* begin *

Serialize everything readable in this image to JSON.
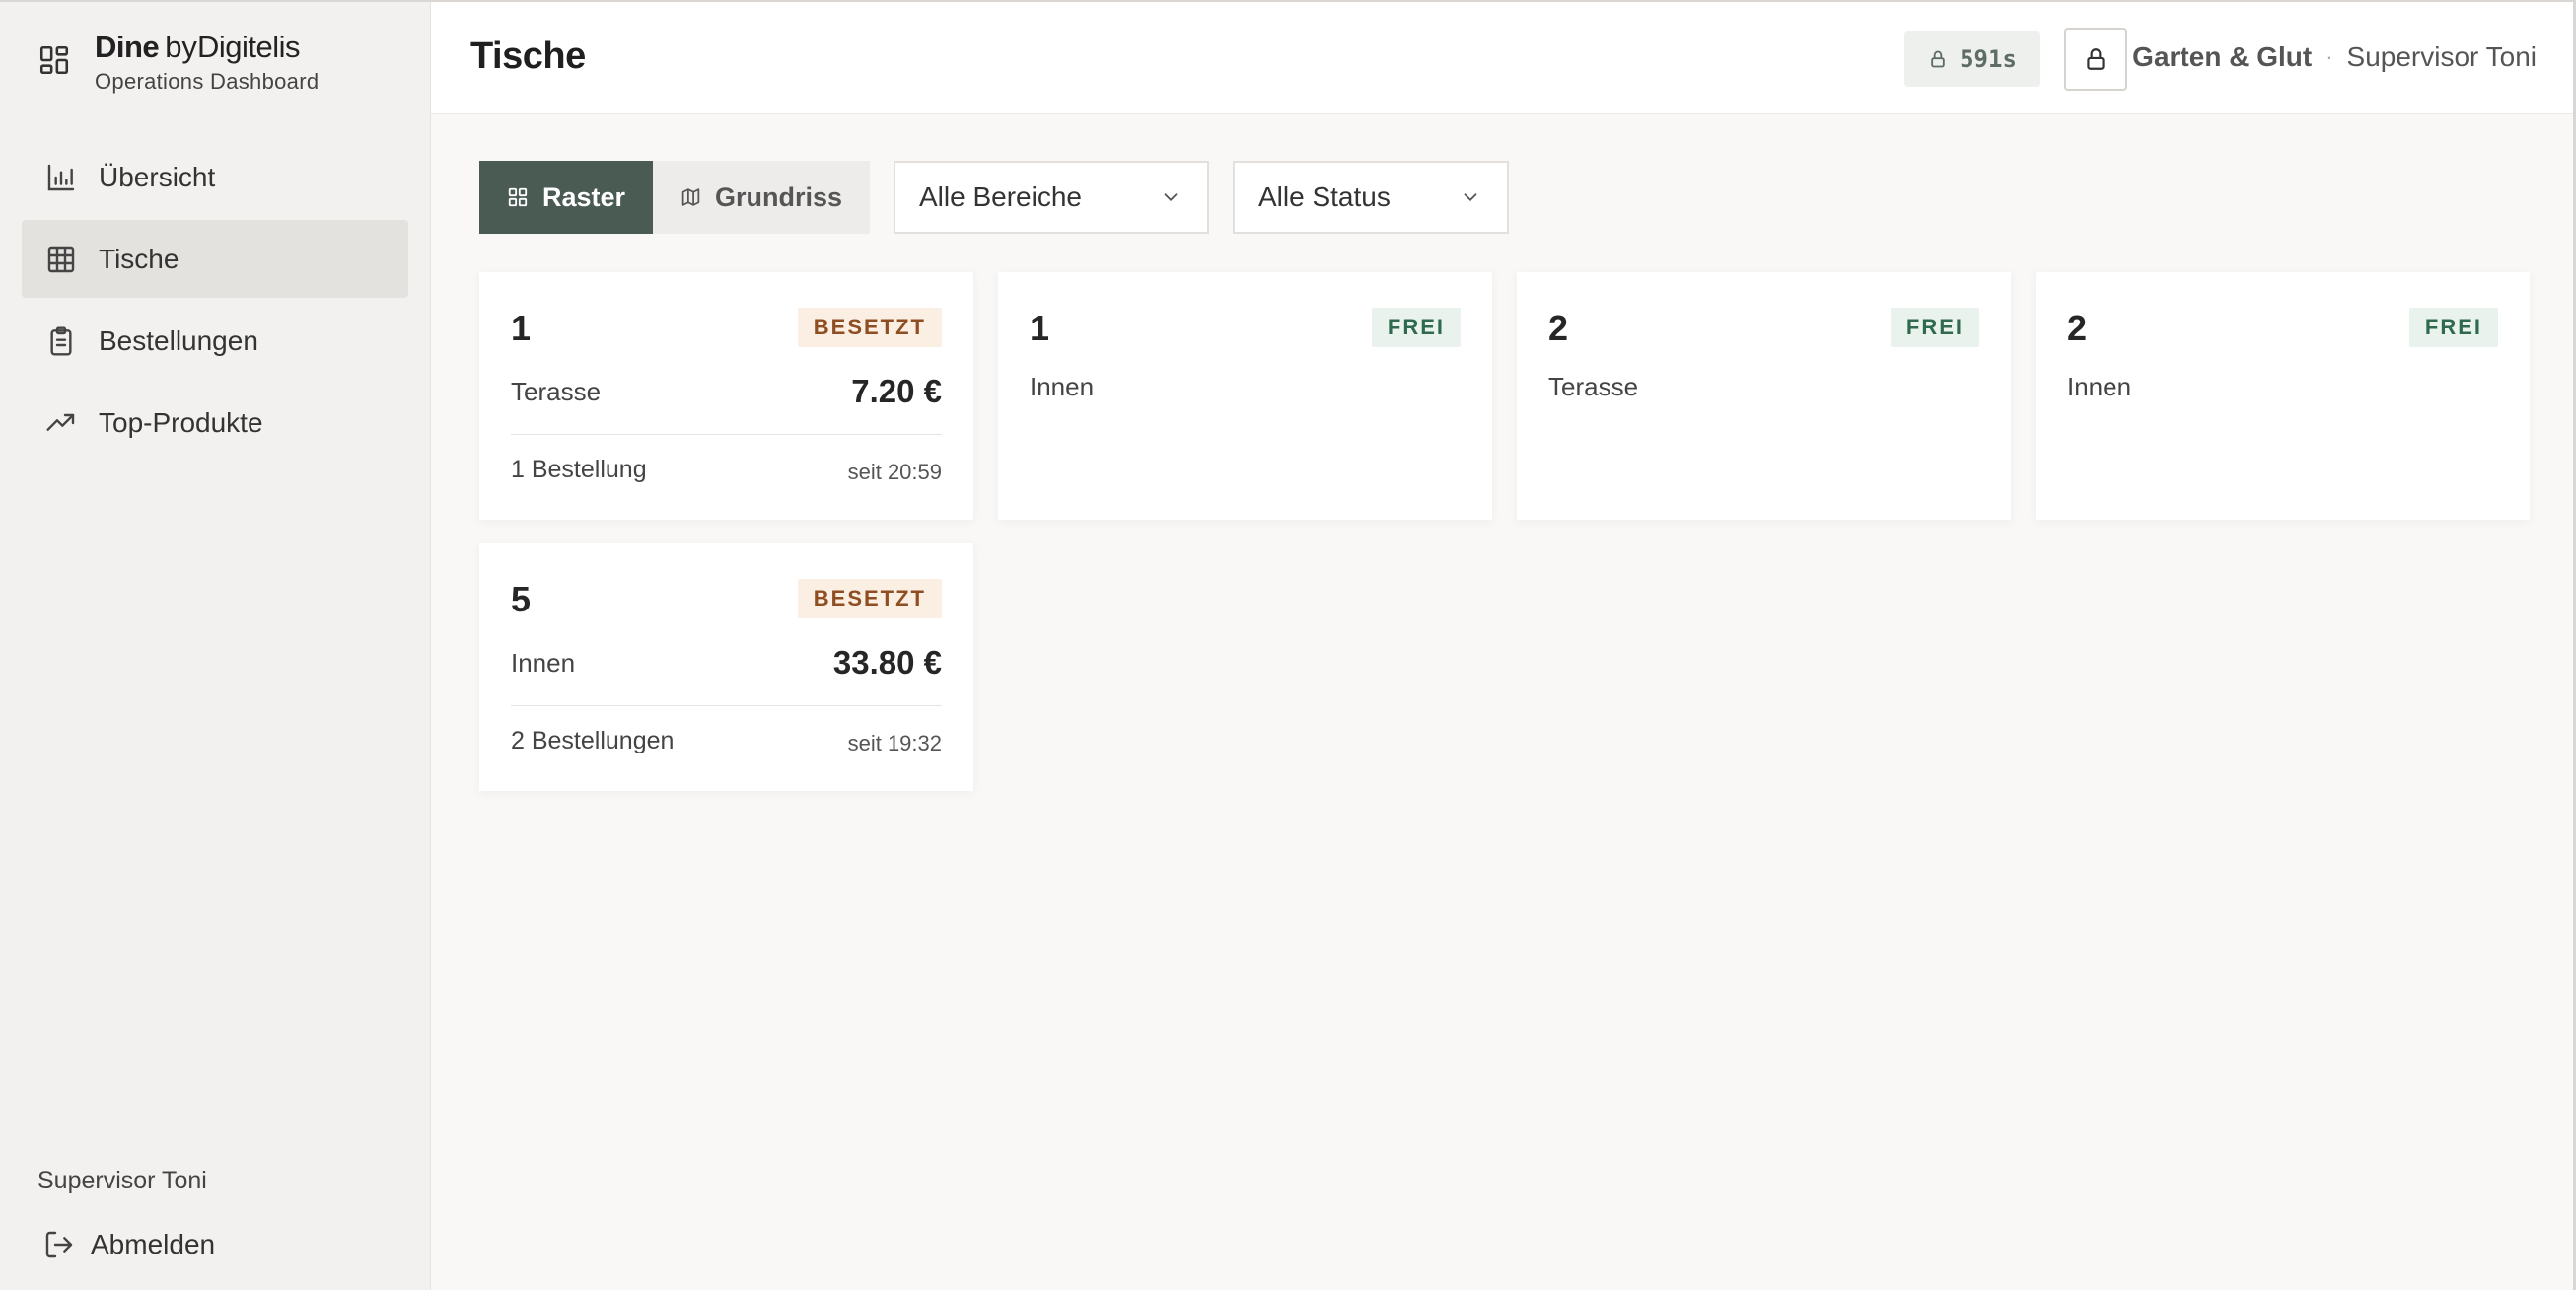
{
  "brand": {
    "name": "Dine",
    "by": "by",
    "company": "Digitelis",
    "subtitle": "Operations Dashboard"
  },
  "nav": {
    "items": [
      {
        "label": "Übersicht",
        "icon": "bar-chart-icon"
      },
      {
        "label": "Tische",
        "icon": "grid-table-icon",
        "active": true
      },
      {
        "label": "Bestellungen",
        "icon": "clipboard-icon"
      },
      {
        "label": "Top-Produkte",
        "icon": "trending-up-icon"
      }
    ]
  },
  "sidebar_footer": {
    "user": "Supervisor Toni",
    "logout_label": "Abmelden"
  },
  "header": {
    "title": "Tische",
    "timer": "591s",
    "restaurant": "Garten & Glut",
    "separator": "·",
    "user": "Supervisor Toni"
  },
  "toolbar": {
    "view_grid_label": "Raster",
    "view_floor_label": "Grundriss",
    "area_select": "Alle Bereiche",
    "status_select": "Alle Status"
  },
  "tables": [
    {
      "number": "1",
      "status": "BESETZT",
      "area": "Terasse",
      "total": "7.20 €",
      "orders": "1 Bestellung",
      "since": "seit 20:59"
    },
    {
      "number": "1",
      "status": "FREI",
      "area": "Innen"
    },
    {
      "number": "2",
      "status": "FREI",
      "area": "Terasse"
    },
    {
      "number": "2",
      "status": "FREI",
      "area": "Innen"
    },
    {
      "number": "5",
      "status": "BESETZT",
      "area": "Innen",
      "total": "33.80 €",
      "orders": "2 Bestellungen",
      "since": "seit 19:32"
    }
  ],
  "colors": {
    "accent": "#4a5b54",
    "busy_bg": "#fbeee3",
    "busy_text": "#8f4d22",
    "free_bg": "#e9f2ed",
    "free_text": "#2f6a4e"
  }
}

* end *

Without including any pictures, please restate all the records exactly.

Serialize everything readable in this image to JSON.
{
  "brand": {
    "name": "Dine",
    "by": "by",
    "company": "Digitelis",
    "subtitle": "Operations Dashboard"
  },
  "nav": {
    "items": [
      {
        "label": "Übersicht",
        "icon": "bar-chart-icon"
      },
      {
        "label": "Tische",
        "icon": "grid-table-icon",
        "active": true
      },
      {
        "label": "Bestellungen",
        "icon": "clipboard-icon"
      },
      {
        "label": "Top-Produkte",
        "icon": "trending-up-icon"
      }
    ]
  },
  "sidebar_footer": {
    "user": "Supervisor Toni",
    "logout_label": "Abmelden"
  },
  "header": {
    "title": "Tische",
    "timer": "591s",
    "restaurant": "Garten & Glut",
    "separator": "·",
    "user": "Supervisor Toni"
  },
  "toolbar": {
    "view_grid_label": "Raster",
    "view_floor_label": "Grundriss",
    "area_select": "Alle Bereiche",
    "status_select": "Alle Status"
  },
  "tables": [
    {
      "number": "1",
      "status": "BESETZT",
      "area": "Terasse",
      "total": "7.20 €",
      "orders": "1 Bestellung",
      "since": "seit 20:59"
    },
    {
      "number": "1",
      "status": "FREI",
      "area": "Innen"
    },
    {
      "number": "2",
      "status": "FREI",
      "area": "Terasse"
    },
    {
      "number": "2",
      "status": "FREI",
      "area": "Innen"
    },
    {
      "number": "5",
      "status": "BESETZT",
      "area": "Innen",
      "total": "33.80 €",
      "orders": "2 Bestellungen",
      "since": "seit 19:32"
    }
  ],
  "colors": {
    "accent": "#4a5b54",
    "busy_bg": "#fbeee3",
    "busy_text": "#8f4d22",
    "free_bg": "#e9f2ed",
    "free_text": "#2f6a4e"
  }
}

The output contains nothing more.